== RECORDS FOR THE TASK

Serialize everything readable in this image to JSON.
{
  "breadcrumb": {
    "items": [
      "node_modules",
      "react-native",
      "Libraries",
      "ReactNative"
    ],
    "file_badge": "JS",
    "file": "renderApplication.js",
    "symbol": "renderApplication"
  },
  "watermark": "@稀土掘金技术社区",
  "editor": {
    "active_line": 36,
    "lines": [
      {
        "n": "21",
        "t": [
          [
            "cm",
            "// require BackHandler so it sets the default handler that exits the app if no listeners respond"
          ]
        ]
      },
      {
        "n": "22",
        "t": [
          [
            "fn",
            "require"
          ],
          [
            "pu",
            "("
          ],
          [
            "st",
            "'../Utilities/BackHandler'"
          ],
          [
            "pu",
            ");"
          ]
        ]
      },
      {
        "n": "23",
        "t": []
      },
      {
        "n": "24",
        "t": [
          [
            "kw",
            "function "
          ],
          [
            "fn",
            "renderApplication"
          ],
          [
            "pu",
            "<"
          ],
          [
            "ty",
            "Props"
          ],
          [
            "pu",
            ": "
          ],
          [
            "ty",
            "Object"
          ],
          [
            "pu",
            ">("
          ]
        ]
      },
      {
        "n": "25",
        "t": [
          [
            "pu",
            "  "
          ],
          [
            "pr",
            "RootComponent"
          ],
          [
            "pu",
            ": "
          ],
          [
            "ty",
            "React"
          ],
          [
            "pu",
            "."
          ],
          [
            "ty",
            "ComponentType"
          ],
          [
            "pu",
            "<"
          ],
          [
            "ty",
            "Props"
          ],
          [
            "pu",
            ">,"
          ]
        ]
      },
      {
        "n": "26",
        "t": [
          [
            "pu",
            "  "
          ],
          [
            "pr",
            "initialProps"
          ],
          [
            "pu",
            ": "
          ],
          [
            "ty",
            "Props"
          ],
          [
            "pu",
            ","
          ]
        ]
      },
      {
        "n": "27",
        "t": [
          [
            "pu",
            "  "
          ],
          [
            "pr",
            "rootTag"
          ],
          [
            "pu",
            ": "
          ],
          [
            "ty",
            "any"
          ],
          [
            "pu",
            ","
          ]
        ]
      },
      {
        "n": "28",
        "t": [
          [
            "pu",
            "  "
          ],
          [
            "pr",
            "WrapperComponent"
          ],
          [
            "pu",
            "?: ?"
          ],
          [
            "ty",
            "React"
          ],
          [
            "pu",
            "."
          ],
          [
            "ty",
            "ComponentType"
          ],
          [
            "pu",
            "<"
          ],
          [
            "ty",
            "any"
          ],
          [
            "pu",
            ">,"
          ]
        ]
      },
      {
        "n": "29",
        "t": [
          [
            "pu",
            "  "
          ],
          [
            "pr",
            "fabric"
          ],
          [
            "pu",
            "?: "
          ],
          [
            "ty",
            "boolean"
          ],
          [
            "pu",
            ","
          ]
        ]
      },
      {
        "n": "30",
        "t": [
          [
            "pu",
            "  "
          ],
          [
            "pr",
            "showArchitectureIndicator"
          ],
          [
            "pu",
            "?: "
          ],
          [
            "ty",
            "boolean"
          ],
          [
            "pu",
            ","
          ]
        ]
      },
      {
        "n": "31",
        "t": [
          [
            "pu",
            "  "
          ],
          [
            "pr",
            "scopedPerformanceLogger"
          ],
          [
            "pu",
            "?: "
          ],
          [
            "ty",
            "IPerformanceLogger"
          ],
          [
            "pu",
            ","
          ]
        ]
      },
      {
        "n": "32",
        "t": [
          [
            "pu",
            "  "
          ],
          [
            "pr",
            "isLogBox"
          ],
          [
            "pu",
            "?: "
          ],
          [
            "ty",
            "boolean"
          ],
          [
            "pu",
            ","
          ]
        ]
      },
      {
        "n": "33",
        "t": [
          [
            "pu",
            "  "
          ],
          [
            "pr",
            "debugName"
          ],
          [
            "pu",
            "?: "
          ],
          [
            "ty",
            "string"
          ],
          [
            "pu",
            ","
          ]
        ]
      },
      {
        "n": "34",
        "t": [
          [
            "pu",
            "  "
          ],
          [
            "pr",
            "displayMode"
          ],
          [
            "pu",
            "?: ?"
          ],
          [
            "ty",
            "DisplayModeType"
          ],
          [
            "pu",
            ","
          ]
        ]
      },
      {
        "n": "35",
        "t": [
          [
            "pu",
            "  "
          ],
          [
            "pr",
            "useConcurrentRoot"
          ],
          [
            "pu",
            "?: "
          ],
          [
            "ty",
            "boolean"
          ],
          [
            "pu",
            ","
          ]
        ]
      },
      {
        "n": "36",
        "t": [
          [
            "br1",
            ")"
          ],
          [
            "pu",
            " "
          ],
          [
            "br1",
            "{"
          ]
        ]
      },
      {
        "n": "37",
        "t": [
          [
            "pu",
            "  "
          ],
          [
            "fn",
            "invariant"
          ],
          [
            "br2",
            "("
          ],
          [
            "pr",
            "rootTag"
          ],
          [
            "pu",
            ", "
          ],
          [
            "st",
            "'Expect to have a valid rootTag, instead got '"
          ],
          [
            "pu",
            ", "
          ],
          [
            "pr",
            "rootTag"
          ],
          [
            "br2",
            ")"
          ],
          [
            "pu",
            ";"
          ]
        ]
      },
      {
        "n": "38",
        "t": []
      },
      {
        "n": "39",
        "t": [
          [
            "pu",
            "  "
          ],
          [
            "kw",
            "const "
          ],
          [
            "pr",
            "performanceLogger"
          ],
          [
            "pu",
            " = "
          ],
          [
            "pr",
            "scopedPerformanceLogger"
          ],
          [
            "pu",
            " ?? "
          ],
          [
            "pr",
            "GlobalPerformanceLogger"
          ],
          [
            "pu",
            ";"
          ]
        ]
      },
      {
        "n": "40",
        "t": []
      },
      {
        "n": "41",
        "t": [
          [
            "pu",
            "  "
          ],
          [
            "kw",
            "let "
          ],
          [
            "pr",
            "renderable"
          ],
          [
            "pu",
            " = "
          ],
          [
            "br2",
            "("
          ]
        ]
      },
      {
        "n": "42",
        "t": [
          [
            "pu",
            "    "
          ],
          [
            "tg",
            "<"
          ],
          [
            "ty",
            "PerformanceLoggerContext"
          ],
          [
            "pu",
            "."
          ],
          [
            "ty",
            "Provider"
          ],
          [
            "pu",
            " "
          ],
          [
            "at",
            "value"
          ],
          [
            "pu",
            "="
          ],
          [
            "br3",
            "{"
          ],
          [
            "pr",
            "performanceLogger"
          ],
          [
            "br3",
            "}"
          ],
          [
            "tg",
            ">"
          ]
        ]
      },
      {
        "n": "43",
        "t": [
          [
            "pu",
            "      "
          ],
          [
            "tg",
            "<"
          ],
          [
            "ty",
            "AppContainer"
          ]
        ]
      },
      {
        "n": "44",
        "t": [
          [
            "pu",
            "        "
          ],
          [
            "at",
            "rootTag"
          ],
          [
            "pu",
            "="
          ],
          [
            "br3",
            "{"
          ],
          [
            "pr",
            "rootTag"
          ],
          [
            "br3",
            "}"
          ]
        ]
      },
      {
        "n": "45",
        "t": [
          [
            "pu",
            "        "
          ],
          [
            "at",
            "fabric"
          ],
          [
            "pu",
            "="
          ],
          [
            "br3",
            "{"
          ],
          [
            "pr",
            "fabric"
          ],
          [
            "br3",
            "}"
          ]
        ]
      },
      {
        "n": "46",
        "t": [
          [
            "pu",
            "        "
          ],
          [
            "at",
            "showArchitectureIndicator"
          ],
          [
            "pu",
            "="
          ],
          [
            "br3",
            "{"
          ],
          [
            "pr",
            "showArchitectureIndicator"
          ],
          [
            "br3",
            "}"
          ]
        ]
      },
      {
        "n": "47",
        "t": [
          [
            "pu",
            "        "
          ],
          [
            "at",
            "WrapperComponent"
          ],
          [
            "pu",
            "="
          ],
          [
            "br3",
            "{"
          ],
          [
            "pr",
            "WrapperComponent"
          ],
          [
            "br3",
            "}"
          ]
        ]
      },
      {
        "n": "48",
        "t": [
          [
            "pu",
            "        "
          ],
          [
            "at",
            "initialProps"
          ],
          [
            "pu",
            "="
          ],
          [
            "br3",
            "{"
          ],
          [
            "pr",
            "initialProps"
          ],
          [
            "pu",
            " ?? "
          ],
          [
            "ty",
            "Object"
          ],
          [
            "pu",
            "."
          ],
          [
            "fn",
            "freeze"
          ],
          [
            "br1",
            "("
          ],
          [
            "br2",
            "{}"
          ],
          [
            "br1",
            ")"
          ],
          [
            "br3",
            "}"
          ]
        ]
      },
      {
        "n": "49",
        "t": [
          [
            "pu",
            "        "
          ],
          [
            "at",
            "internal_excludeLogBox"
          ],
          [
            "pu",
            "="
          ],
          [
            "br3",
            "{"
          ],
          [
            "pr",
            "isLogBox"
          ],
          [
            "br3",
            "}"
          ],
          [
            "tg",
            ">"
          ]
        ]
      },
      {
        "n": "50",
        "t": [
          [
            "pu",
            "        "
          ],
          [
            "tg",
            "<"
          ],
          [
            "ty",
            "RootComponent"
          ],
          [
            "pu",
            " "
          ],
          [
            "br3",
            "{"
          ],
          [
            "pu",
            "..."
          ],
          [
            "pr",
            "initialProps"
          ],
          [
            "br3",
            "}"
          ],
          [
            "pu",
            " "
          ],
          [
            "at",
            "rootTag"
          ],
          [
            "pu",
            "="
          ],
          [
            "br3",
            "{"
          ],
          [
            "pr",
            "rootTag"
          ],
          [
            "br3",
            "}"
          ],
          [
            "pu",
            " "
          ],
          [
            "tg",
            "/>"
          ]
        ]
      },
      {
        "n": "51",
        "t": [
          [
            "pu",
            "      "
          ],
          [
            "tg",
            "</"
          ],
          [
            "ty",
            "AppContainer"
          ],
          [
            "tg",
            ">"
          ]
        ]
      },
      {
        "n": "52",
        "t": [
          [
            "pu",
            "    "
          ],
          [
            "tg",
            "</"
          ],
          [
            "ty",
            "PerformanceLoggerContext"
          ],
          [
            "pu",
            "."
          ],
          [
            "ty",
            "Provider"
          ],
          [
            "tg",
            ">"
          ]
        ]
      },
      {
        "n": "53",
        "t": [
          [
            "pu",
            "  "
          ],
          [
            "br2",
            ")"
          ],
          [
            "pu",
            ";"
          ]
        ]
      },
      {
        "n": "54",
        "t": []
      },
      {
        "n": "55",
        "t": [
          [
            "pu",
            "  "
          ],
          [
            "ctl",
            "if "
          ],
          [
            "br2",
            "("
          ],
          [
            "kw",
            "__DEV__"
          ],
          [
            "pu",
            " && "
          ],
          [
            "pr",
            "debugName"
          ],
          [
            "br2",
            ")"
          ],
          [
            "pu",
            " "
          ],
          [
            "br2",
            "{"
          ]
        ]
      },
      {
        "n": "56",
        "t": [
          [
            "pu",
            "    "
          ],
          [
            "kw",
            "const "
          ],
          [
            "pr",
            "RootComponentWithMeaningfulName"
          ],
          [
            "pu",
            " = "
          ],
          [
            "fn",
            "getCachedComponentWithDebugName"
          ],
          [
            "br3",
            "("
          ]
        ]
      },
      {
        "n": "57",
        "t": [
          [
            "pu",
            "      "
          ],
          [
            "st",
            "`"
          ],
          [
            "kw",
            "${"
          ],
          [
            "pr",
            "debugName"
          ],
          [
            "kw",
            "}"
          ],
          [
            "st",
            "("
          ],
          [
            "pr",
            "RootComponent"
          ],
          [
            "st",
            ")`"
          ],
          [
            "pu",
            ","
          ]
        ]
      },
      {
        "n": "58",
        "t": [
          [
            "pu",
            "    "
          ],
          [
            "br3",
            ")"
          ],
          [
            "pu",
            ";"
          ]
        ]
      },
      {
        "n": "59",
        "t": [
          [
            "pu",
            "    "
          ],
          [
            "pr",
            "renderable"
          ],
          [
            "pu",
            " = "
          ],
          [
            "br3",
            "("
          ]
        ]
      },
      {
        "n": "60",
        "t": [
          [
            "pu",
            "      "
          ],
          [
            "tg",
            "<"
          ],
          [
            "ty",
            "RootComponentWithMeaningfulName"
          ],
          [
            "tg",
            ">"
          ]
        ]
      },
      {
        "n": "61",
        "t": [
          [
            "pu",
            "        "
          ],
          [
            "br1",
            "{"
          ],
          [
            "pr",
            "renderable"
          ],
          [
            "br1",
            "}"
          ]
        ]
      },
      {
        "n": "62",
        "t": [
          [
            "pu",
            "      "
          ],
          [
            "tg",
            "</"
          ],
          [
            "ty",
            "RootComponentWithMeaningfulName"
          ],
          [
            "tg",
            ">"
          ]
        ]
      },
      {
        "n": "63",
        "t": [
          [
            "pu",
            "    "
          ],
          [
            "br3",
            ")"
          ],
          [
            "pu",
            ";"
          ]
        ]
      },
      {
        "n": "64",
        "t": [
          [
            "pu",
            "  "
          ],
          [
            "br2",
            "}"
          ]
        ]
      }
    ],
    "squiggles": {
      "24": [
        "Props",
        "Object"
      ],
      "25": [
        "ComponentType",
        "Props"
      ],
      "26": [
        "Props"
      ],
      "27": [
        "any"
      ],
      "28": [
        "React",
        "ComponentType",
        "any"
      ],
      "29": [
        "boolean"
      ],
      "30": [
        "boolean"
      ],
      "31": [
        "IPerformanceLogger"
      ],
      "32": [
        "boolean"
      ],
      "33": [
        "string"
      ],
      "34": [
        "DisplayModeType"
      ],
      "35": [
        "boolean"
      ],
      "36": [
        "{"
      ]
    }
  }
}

====

-- THE PROBLEM --
Determine how many lines of the data contain "renderApplication" and give nothing but that number.

-- EXERCISE RESPONSE --
3